───── Extracted material
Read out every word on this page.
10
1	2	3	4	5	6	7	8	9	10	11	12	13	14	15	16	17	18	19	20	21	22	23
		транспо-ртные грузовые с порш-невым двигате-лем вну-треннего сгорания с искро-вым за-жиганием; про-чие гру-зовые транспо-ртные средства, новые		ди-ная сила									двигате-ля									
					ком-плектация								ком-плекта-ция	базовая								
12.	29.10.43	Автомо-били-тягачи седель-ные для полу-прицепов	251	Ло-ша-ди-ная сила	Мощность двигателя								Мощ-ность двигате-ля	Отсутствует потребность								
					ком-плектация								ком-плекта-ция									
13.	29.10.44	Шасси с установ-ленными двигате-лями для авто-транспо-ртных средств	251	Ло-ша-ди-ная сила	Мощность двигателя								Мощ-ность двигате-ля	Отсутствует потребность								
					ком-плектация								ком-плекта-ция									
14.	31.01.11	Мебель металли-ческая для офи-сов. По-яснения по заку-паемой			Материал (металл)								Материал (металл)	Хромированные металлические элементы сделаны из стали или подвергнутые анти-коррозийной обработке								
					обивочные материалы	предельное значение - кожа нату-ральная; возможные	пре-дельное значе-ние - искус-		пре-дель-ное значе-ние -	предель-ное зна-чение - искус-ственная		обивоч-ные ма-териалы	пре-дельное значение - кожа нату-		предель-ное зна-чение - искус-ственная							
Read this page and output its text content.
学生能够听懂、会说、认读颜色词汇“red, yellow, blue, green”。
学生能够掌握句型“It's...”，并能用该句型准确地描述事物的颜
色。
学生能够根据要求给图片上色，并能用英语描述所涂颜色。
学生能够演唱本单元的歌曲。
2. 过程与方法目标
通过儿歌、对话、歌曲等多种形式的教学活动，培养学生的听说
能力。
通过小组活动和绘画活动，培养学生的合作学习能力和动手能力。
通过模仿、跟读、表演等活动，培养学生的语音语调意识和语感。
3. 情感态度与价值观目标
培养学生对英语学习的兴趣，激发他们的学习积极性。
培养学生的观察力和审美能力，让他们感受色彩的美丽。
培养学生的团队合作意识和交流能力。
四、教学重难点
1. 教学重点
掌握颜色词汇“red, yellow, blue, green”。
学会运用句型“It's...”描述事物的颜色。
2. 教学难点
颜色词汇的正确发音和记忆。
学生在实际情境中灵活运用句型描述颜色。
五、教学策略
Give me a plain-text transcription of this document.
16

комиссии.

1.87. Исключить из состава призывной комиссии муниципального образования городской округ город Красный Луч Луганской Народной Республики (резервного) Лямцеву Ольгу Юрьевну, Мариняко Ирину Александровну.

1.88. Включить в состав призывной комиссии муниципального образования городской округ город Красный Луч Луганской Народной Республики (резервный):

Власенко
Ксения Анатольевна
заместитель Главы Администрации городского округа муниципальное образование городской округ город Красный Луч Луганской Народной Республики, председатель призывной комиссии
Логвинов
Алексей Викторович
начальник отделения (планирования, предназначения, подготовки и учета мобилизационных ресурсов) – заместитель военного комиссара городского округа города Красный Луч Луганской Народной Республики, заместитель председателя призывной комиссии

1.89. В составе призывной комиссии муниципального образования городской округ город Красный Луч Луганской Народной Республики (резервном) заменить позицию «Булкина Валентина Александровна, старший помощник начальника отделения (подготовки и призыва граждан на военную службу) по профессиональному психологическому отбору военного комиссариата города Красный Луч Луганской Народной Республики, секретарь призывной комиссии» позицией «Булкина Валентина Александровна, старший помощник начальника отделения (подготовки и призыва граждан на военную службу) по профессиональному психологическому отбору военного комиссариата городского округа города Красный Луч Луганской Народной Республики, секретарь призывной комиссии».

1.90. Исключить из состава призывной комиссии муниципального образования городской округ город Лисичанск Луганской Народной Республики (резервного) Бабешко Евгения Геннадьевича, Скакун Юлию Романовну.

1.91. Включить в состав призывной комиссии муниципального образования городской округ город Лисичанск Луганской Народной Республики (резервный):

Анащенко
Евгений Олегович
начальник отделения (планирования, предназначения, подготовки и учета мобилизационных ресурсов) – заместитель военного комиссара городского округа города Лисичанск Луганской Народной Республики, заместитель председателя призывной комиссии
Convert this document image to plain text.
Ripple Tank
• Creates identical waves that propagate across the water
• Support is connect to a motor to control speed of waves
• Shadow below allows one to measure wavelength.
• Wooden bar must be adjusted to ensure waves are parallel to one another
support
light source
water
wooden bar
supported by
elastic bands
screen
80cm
──────────
» **Aim**: Establish how many lines of the records contain the string "председателя" and state that number without elaboration.

» **Task response**: 2